*** Stored data ***

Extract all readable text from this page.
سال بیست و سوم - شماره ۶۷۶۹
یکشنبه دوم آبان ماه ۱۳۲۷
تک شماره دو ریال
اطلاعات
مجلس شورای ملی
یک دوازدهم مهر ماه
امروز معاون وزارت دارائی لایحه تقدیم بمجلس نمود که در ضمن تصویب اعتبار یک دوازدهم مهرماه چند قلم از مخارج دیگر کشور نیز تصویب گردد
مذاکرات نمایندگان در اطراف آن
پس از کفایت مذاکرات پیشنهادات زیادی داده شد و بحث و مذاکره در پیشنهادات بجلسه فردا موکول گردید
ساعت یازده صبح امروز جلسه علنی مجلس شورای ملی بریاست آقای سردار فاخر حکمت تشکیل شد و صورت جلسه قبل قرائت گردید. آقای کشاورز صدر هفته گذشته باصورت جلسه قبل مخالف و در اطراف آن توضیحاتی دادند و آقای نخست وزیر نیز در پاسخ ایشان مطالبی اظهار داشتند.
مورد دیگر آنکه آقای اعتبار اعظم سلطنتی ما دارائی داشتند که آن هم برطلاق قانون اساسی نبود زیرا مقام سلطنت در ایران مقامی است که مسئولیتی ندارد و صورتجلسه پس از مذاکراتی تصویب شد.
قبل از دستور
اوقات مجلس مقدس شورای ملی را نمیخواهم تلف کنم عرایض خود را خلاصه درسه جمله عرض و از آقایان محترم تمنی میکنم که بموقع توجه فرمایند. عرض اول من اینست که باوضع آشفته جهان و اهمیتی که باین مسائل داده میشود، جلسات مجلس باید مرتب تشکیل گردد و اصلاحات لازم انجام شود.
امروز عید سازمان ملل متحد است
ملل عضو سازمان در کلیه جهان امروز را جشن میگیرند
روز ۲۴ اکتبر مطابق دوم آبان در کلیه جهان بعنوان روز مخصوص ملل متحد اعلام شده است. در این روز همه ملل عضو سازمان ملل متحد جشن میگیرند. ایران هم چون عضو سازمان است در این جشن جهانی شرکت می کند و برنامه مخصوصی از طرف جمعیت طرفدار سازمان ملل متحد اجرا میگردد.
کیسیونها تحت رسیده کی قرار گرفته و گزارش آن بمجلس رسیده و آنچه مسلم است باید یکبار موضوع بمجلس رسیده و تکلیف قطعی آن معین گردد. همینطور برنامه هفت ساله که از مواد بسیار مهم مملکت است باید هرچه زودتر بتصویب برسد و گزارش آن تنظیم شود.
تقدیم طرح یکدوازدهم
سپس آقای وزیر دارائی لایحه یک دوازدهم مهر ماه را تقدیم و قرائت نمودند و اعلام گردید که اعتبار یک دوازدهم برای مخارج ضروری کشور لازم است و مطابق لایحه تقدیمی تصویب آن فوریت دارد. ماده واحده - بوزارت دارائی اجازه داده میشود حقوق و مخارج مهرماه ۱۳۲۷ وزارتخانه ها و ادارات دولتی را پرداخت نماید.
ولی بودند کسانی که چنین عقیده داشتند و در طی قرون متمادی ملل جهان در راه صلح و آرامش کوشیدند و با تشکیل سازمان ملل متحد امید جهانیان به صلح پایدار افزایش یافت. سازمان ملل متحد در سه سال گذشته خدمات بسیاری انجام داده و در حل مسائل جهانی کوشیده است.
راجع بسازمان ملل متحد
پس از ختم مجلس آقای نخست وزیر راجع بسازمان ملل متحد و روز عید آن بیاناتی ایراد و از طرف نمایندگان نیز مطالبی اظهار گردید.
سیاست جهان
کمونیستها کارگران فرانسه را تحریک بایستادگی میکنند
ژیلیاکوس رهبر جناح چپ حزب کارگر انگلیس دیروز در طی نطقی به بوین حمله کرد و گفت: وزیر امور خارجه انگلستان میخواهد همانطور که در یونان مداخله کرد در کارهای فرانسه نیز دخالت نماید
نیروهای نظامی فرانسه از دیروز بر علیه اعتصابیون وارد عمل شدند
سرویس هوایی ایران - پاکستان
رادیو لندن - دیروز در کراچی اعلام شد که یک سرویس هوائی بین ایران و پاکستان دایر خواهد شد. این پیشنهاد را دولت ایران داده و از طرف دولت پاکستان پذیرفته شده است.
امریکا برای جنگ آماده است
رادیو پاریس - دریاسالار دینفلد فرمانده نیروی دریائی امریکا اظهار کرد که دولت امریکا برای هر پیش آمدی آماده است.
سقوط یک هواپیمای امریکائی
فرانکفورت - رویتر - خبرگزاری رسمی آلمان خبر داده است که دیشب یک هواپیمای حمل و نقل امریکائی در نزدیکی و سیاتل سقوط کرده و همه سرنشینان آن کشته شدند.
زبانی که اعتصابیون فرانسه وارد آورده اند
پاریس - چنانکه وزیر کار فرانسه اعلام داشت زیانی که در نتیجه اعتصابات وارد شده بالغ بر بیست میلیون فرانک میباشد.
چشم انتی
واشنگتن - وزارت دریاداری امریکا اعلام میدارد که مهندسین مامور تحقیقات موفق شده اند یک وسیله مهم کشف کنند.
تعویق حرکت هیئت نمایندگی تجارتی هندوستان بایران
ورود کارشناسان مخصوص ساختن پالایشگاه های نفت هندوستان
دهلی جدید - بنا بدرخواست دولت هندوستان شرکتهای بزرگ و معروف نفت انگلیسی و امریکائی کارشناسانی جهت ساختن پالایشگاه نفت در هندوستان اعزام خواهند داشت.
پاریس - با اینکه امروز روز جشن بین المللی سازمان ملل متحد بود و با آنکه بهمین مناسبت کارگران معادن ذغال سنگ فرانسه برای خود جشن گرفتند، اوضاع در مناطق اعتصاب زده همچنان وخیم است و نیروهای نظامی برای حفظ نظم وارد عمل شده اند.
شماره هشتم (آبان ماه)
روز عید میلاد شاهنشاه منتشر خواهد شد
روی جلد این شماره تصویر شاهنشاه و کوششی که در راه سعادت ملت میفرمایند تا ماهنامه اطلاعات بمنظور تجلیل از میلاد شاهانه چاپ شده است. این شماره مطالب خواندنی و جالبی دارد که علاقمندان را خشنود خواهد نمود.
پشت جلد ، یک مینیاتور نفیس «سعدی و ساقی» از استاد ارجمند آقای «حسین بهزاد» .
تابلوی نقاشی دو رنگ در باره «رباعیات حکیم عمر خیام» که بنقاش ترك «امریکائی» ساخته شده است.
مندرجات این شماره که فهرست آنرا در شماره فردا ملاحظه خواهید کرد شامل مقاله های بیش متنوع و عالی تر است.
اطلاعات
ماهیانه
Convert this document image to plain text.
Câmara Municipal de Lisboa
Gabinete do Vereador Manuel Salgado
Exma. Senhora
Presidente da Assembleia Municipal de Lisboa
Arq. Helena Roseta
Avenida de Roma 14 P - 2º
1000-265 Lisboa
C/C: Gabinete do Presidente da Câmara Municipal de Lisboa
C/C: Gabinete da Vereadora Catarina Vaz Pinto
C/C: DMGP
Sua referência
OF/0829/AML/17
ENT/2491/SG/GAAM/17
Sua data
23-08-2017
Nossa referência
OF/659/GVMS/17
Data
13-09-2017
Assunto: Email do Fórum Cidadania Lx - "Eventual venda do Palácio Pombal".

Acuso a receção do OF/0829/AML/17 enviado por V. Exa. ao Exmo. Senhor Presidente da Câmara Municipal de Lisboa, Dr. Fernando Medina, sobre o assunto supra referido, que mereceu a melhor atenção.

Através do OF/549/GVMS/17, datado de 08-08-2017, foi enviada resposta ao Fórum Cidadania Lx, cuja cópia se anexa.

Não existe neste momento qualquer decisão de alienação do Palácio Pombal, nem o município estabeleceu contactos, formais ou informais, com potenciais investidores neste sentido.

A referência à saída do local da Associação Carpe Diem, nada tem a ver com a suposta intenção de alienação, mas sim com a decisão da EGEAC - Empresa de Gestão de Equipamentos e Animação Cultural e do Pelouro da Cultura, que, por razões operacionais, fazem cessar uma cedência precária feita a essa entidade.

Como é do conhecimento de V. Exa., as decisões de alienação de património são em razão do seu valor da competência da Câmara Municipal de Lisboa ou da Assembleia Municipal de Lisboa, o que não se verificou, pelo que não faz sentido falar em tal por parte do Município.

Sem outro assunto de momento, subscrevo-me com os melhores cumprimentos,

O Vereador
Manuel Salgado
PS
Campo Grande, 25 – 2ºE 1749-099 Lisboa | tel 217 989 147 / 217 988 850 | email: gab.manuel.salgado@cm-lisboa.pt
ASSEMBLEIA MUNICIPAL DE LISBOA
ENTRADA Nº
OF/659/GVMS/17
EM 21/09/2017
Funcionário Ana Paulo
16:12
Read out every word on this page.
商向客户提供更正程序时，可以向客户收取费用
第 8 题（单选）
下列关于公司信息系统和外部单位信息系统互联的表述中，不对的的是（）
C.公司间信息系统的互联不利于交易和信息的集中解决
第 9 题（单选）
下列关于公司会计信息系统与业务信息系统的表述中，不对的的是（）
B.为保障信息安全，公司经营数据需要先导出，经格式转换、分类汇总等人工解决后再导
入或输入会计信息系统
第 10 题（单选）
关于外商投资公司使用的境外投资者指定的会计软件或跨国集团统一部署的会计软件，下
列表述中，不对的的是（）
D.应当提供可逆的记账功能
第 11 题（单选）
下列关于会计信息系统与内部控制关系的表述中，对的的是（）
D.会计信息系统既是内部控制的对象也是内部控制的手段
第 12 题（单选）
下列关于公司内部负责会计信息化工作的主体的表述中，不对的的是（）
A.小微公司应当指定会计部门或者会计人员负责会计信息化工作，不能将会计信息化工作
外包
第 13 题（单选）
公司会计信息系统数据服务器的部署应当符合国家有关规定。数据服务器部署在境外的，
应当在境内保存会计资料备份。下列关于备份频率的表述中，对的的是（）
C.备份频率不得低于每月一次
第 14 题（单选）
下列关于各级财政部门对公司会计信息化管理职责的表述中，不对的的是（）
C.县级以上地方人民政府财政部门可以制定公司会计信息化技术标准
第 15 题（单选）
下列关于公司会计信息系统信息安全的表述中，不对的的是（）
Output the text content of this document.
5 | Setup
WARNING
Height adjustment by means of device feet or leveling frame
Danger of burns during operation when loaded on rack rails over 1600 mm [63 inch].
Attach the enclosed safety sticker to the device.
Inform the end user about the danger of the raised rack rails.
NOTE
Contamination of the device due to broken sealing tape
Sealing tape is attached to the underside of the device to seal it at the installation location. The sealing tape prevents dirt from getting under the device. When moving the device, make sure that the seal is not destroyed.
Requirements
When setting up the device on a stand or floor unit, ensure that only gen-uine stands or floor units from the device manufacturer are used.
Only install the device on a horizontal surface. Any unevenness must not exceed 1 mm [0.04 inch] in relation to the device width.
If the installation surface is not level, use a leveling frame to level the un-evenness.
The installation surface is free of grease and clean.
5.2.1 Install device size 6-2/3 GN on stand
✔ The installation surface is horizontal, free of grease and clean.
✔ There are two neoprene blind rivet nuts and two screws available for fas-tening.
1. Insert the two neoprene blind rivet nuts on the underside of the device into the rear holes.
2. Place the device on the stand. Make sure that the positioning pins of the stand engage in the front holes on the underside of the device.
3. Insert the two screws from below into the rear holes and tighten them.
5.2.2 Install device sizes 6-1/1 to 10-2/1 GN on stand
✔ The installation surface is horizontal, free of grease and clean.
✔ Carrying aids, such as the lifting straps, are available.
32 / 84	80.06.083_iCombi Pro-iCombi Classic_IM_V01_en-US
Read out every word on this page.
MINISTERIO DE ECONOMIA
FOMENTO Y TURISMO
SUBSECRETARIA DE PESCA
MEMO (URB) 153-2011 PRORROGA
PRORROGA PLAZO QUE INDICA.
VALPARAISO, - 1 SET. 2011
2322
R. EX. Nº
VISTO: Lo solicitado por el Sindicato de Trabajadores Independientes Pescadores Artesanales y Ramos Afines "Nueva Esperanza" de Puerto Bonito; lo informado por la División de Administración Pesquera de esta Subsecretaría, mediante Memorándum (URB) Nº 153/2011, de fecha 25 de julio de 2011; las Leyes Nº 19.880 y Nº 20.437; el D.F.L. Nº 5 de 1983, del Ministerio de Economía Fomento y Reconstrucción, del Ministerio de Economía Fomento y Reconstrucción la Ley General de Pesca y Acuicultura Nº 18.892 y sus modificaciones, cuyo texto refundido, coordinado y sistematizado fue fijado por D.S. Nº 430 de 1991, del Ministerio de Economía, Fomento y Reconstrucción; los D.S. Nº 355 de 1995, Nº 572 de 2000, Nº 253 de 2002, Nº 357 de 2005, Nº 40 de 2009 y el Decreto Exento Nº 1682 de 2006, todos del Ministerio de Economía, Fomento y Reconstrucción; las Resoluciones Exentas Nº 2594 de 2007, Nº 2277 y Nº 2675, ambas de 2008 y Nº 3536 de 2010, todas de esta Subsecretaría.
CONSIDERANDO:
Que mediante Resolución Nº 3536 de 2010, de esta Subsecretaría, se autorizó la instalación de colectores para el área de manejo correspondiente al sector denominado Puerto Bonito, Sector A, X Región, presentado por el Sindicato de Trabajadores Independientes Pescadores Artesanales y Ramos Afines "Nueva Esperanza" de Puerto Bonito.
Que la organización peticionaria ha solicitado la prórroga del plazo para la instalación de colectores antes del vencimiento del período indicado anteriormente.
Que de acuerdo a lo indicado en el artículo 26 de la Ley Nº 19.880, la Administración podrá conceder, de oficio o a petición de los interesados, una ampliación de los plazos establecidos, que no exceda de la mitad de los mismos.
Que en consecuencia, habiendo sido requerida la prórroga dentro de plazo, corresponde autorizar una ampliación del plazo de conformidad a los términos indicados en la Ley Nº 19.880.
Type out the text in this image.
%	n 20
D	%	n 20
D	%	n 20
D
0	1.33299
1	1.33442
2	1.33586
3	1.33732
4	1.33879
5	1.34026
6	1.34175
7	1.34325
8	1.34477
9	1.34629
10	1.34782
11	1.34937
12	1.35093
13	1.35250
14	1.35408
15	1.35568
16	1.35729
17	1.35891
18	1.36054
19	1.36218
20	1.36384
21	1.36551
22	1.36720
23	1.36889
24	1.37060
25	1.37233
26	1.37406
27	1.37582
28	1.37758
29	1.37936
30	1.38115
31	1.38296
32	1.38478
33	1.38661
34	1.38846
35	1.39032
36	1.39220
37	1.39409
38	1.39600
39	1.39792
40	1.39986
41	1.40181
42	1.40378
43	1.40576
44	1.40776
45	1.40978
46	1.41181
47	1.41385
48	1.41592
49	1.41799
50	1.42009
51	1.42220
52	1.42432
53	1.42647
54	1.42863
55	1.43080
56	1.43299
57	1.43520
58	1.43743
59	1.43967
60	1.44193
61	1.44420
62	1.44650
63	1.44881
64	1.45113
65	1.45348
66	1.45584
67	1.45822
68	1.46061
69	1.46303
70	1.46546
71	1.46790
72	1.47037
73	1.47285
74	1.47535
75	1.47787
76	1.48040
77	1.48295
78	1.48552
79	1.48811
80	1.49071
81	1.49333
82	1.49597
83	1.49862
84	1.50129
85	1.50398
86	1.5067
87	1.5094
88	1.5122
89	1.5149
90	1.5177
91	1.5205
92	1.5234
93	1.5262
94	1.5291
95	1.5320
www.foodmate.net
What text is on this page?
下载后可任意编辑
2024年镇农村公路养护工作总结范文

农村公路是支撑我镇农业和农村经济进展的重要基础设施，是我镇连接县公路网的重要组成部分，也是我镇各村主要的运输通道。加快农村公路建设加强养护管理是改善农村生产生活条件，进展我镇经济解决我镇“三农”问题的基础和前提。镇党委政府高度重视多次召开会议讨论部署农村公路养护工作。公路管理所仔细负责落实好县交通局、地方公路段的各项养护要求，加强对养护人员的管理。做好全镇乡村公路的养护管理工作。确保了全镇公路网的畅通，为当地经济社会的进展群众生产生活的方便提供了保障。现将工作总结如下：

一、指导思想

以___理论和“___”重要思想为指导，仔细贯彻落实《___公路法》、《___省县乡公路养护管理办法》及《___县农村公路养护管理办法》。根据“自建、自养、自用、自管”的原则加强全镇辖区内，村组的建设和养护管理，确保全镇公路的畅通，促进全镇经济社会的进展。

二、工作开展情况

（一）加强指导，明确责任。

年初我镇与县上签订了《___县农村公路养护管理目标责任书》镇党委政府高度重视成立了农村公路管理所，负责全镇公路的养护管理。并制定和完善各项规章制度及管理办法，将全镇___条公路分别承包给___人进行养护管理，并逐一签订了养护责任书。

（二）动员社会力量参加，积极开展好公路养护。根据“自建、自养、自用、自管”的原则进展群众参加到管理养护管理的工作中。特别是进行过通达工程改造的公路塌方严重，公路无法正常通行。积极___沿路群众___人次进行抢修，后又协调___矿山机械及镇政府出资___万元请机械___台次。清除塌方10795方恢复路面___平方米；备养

***

Output exactly the lines between the one containing "What text is on this page?" and the final line above, both inclusive.

What text is on this page?
下载后可任意编辑
2024年镇农村公路养护工作总结范文

农村公路是支撑我镇农业和农村经济进展的重要基础设施，是我镇连接县公路网的重要组成部分，也是我镇各村主要的运输通道。加快农村公路建设加强养护管理是改善农村生产生活条件，进展我镇经济解决我镇“三农”问题的基础和前提。镇党委政府高度重视多次召开会议讨论部署农村公路养护工作。公路管理所仔细负责落实好县交通局、地方公路段的各项养护要求，加强对养护人员的管理。做好全镇乡村公路的养护管理工作。确保了全镇公路网的畅通，为当地经济社会的进展群众生产生活的方便提供了保障。现将工作总结如下：

一、指导思想

以___理论和“___”重要思想为指导，仔细贯彻落实《___公路法》、《___省县乡公路养护管理办法》及《___县农村公路养护管理办法》。根据“自建、自养、自用、自管”的原则加强全镇辖区内，村组的建设和养护管理，确保全镇公路的畅通，促进全镇经济社会的进展。

二、工作开展情况

（一）加强指导，明确责任。

年初我镇与县上签订了《___县农村公路养护管理目标责任书》镇党委政府高度重视成立了农村公路管理所，负责全镇公路的养护管理。并制定和完善各项规章制度及管理办法，将全镇___条公路分别承包给___人进行养护管理，并逐一签订了养护责任书。

（二）动员社会力量参加，积极开展好公路养护。根据“自建、自养、自用、自管”的原则进展群众参加到管理养护管理的工作中。特别是进行过通达工程改造的公路塌方严重，公路无法正常通行。积极___沿路群众___人次进行抢修，后又协调___矿山机械及镇政府出资___万元请机械___台次。清除塌方10795方恢复路面___平方米；备养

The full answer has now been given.